§ **TASK REQUIREMENTS**
Single out the lines of the material that contain "波段介入点" and copy them.

[start]

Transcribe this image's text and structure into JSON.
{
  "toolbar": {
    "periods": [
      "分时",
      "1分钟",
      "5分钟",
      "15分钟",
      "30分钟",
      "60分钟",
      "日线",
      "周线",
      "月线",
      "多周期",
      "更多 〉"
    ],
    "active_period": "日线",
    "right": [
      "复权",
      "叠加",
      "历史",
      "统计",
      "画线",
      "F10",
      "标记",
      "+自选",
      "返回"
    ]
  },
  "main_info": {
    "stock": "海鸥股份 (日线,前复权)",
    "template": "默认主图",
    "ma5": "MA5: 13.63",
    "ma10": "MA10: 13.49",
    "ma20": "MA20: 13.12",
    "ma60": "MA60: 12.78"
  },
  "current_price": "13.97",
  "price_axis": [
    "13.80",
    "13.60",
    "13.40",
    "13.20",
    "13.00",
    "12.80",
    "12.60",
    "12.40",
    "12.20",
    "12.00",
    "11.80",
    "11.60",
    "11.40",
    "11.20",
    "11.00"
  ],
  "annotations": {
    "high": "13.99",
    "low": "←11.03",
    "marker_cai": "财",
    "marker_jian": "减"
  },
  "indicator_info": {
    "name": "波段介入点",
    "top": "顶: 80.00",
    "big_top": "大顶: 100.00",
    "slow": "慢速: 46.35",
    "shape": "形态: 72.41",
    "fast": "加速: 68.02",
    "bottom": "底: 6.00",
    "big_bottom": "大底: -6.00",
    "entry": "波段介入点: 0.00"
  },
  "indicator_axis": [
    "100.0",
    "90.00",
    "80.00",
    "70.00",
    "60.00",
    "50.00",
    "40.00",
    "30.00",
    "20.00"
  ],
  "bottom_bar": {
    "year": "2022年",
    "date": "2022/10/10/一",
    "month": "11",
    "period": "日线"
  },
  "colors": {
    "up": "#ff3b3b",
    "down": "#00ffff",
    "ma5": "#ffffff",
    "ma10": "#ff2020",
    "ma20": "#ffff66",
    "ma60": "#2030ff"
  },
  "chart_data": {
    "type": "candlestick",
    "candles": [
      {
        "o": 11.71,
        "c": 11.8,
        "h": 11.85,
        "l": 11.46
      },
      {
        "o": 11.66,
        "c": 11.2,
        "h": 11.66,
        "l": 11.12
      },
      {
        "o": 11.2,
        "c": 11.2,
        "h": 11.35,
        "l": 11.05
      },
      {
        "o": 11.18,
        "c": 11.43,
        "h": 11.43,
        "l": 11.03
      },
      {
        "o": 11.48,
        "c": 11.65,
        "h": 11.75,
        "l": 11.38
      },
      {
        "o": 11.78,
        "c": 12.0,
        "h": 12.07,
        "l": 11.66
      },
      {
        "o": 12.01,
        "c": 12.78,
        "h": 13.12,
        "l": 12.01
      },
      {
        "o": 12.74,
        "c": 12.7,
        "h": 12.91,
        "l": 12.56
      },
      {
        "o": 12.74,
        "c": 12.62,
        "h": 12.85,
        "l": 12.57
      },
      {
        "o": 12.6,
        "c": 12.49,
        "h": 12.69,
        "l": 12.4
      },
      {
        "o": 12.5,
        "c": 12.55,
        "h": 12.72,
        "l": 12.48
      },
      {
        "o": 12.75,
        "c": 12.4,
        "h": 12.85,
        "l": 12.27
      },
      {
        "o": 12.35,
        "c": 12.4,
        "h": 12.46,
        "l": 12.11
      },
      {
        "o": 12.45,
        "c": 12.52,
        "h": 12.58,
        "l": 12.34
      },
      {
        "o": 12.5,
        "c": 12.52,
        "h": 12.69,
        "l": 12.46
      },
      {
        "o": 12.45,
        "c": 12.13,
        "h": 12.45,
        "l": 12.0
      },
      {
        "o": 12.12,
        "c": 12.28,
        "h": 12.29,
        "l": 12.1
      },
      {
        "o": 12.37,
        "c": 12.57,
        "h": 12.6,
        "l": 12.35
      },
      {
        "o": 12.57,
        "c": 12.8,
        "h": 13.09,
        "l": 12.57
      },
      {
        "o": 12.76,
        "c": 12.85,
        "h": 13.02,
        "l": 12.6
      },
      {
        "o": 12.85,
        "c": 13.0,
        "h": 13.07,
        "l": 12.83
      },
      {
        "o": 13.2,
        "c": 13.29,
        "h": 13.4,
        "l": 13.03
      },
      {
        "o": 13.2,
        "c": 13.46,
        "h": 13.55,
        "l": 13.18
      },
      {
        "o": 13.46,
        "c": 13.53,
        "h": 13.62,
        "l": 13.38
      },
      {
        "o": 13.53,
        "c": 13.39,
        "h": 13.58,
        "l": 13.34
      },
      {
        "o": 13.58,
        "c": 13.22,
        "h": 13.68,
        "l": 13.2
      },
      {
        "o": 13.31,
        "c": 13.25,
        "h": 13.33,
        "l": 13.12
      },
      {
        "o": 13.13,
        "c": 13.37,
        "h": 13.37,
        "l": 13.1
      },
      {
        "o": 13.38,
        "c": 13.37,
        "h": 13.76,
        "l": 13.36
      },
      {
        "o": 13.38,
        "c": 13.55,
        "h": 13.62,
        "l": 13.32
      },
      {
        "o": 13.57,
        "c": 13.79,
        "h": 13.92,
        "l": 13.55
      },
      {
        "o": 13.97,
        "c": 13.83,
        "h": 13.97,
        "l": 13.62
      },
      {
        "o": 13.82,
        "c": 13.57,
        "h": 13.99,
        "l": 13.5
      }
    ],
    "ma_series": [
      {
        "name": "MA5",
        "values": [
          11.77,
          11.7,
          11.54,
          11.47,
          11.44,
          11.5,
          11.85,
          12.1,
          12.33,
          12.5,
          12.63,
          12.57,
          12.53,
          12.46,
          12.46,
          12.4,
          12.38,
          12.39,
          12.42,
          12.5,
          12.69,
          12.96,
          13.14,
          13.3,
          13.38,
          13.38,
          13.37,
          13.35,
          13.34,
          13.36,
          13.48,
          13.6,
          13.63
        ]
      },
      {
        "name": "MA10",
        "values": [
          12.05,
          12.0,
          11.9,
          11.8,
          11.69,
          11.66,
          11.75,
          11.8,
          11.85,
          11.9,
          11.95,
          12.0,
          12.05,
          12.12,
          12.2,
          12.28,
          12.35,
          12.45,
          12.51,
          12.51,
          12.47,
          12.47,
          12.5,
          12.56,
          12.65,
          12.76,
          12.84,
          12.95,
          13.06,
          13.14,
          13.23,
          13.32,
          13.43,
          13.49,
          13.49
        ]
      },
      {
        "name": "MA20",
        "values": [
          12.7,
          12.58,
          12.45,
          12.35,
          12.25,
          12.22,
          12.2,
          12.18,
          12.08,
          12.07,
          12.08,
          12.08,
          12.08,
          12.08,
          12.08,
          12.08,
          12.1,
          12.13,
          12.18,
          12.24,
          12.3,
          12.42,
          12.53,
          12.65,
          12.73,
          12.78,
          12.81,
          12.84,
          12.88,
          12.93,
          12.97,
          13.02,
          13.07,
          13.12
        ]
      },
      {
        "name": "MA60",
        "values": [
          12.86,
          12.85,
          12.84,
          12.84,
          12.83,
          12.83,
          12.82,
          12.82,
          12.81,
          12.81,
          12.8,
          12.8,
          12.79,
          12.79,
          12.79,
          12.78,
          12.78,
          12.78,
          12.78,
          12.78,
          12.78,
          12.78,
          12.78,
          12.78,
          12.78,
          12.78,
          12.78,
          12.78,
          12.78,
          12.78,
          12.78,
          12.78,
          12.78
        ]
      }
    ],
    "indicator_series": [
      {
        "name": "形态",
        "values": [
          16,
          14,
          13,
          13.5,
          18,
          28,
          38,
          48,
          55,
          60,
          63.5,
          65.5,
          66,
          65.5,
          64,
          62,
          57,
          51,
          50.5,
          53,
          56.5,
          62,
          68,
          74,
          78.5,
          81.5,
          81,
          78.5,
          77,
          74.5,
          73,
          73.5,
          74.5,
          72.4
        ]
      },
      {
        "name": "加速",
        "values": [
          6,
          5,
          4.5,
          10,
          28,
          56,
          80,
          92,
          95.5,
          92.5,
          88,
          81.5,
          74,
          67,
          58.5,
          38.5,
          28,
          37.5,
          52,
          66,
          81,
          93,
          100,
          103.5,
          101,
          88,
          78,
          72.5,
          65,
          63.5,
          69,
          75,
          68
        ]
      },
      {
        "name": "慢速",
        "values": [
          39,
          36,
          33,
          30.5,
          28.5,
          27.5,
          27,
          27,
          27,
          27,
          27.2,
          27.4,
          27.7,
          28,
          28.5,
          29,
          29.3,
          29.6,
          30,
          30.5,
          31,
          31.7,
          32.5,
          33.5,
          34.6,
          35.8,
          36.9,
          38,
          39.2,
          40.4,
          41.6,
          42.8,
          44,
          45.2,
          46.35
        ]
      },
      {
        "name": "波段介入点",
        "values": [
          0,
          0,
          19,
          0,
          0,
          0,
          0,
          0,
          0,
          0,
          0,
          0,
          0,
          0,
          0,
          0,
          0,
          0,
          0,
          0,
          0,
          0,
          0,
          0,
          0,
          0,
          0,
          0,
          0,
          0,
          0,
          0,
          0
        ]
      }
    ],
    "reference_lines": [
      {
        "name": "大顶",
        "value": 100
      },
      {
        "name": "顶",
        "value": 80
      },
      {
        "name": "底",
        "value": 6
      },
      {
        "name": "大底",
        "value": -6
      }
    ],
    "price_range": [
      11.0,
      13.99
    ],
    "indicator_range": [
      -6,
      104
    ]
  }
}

[end]

§ **FULL SOLUTION**
    "name": "波段介入点",
    "entry": "波段介入点: 0.00"
        "name": "波段介入点",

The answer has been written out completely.